> Work to complete
Quote every line of the data below as it stands, omitting pictures.
━━━ Provided records ━━━
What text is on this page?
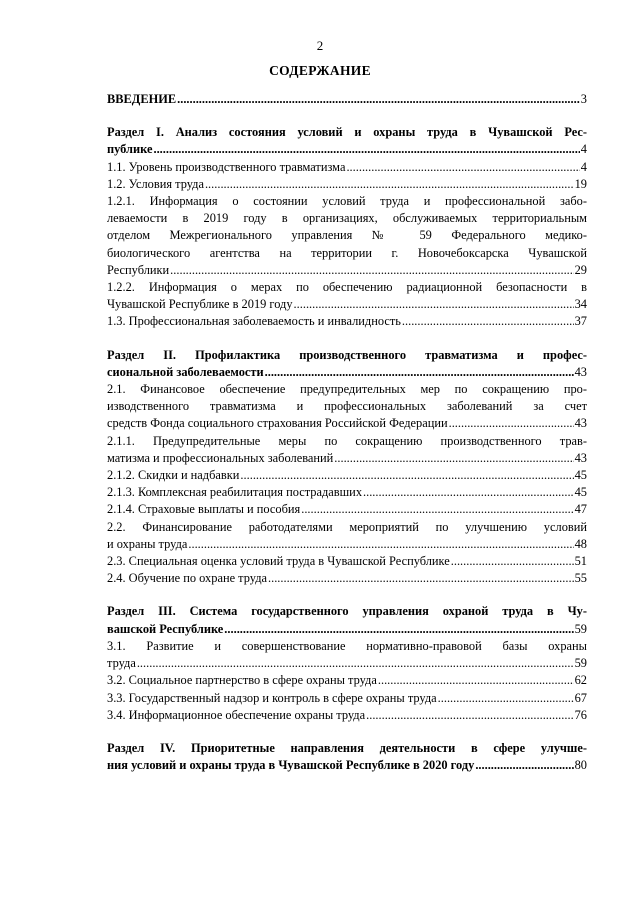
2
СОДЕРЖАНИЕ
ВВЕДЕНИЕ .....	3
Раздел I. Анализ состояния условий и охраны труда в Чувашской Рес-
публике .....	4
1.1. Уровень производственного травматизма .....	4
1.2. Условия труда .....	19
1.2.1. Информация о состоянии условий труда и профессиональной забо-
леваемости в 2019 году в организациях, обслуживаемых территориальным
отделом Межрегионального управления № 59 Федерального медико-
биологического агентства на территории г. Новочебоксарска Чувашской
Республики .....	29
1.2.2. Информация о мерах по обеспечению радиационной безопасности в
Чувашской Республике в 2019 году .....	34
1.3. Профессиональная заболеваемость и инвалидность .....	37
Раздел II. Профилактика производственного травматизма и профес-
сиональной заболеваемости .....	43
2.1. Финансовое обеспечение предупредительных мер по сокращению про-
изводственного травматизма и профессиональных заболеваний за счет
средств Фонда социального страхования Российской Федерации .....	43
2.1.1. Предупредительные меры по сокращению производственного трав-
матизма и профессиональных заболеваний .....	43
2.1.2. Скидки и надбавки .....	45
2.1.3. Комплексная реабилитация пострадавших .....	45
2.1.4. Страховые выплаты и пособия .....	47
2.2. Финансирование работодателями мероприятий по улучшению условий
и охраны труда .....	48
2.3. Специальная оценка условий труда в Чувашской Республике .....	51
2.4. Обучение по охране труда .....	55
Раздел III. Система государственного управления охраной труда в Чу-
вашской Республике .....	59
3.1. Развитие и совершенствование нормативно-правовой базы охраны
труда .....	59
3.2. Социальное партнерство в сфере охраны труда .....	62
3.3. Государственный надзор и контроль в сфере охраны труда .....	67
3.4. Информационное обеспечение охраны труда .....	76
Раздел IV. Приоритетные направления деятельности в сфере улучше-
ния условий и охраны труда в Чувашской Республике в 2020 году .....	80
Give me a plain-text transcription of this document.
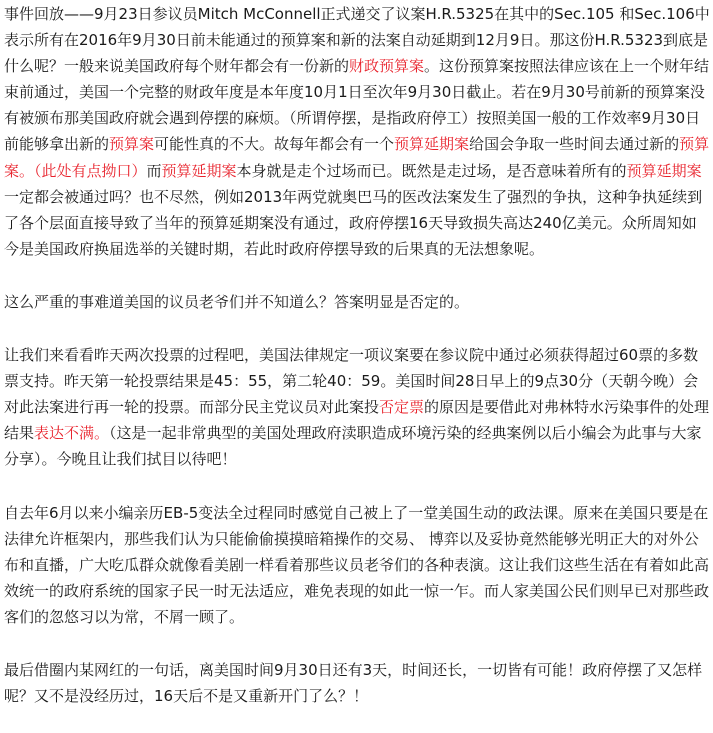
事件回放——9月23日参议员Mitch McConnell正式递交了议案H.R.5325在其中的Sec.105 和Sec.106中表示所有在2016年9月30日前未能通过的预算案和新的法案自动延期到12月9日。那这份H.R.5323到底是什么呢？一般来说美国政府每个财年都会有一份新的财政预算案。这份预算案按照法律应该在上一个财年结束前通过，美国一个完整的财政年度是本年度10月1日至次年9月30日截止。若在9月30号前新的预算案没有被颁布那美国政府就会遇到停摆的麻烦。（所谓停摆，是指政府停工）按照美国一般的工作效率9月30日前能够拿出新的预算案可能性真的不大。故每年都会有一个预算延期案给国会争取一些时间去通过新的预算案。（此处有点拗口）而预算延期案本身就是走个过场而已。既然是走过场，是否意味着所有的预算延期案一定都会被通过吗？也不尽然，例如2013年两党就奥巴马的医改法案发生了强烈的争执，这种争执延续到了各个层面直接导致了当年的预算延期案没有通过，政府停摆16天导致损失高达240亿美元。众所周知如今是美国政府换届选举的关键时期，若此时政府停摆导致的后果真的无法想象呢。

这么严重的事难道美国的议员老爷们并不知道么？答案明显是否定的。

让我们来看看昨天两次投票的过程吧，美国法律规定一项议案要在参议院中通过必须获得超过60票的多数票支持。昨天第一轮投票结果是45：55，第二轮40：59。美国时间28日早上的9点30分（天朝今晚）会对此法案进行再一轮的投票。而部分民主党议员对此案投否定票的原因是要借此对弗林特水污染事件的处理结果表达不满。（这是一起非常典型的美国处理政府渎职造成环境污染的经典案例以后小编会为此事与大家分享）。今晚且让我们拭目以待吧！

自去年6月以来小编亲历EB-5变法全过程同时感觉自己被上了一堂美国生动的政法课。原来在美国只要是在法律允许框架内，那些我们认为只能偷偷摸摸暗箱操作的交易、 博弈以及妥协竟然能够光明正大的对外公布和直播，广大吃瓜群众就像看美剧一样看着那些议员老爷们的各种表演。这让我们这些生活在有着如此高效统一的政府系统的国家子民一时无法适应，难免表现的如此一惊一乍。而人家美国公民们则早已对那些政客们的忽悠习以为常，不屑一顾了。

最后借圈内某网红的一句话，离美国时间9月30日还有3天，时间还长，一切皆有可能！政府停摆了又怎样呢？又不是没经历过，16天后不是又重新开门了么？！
━━━
> Solution to this task
What text is on this page?
2
СОДЕРЖАНИЕ
ВВЕДЕНИЕ .....	3
Раздел I. Анализ состояния условий и охраны труда в Чувашской Рес-
публике .....	4
1.1. Уровень производственного травматизма .....	4
1.2. Условия труда .....	19
1.2.1. Информация о состоянии условий труда и профессиональной забо-
леваемости в 2019 году в организациях, обслуживаемых территориальным
отделом Межрегионального управления № 59 Федерального медико-
биологического агентства на территории г. Новочебоксарска Чувашской
Республики .....	29
1.2.2. Информация о мерах по обеспечению радиационной безопасности в
Чувашской Республике в 2019 году .....	34
1.3. Профессиональная заболеваемость и инвалидность .....	37
Раздел II. Профилактика производственного травматизма и профес-
сиональной заболеваемости .....	43
2.1. Финансовое обеспечение предупредительных мер по сокращению про-
изводственного травматизма и профессиональных заболеваний за счет
средств Фонда социального страхования Российской Федерации .....	43
2.1.1. Предупредительные меры по сокращению производственного трав-
матизма и профессиональных заболеваний .....	43
2.1.2. Скидки и надбавки .....	45
2.1.3. Комплексная реабилитация пострадавших .....	45
2.1.4. Страховые выплаты и пособия .....	47
2.2. Финансирование работодателями мероприятий по улучшению условий
и охраны труда .....	48
2.3. Специальная оценка условий труда в Чувашской Республике .....	51
2.4. Обучение по охране труда .....	55
Раздел III. Система государственного управления охраной труда в Чу-
вашской Республике .....	59
3.1. Развитие и совершенствование нормативно-правовой базы охраны
труда .....	59
3.2. Социальное партнерство в сфере охраны труда .....	62
3.3. Государственный надзор и контроль в сфере охраны труда .....	67
3.4. Информационное обеспечение охраны труда .....	76
Раздел IV. Приоритетные направления деятельности в сфере улучше-
ния условий и охраны труда в Чувашской Республике в 2020 году .....	80
Give me a plain-text transcription of this document.
事件回放——9月23日参议员Mitch McConnell正式递交了议案H.R.5325在其中的Sec.105 和Sec.106中表示所有在2016年9月30日前未能通过的预算案和新的法案自动延期到12月9日。那这份H.R.5323到底是什么呢？一般来说美国政府每个财年都会有一份新的财政预算案。这份预算案按照法律应该在上一个财年结束前通过，美国一个完整的财政年度是本年度10月1日至次年9月30日截止。若在9月30号前新的预算案没有被颁布那美国政府就会遇到停摆的麻烦。（所谓停摆，是指政府停工）按照美国一般的工作效率9月30日前能够拿出新的预算案可能性真的不大。故每年都会有一个预算延期案给国会争取一些时间去通过新的预算案。（此处有点拗口）而预算延期案本身就是走个过场而已。既然是走过场，是否意味着所有的预算延期案一定都会被通过吗？也不尽然，例如2013年两党就奥巴马的医改法案发生了强烈的争执，这种争执延续到了各个层面直接导致了当年的预算延期案没有通过，政府停摆16天导致损失高达240亿美元。众所周知如今是美国政府换届选举的关键时期，若此时政府停摆导致的后果真的无法想象呢。

这么严重的事难道美国的议员老爷们并不知道么？答案明显是否定的。

让我们来看看昨天两次投票的过程吧，美国法律规定一项议案要在参议院中通过必须获得超过60票的多数票支持。昨天第一轮投票结果是45：55，第二轮40：59。美国时间28日早上的9点30分（天朝今晚）会对此法案进行再一轮的投票。而部分民主党议员对此案投否定票的原因是要借此对弗林特水污染事件的处理结果表达不满。（这是一起非常典型的美国处理政府渎职造成环境污染的经典案例以后小编会为此事与大家分享）。今晚且让我们拭目以待吧！

自去年6月以来小编亲历EB-5变法全过程同时感觉自己被上了一堂美国生动的政法课。原来在美国只要是在法律允许框架内，那些我们认为只能偷偷摸摸暗箱操作的交易、 博弈以及妥协竟然能够光明正大的对外公布和直播，广大吃瓜群众就像看美剧一样看着那些议员老爷们的各种表演。这让我们这些生活在有着如此高效统一的政府系统的国家子民一时无法适应，难免表现的如此一惊一乍。而人家美国公民们则早已对那些政客们的忽悠习以为常，不屑一顾了。

最后借圈内某网红的一句话，离美国时间9月30日还有3天，时间还长，一切皆有可能！政府停摆了又怎样呢？又不是没经历过，16天后不是又重新开门了么？！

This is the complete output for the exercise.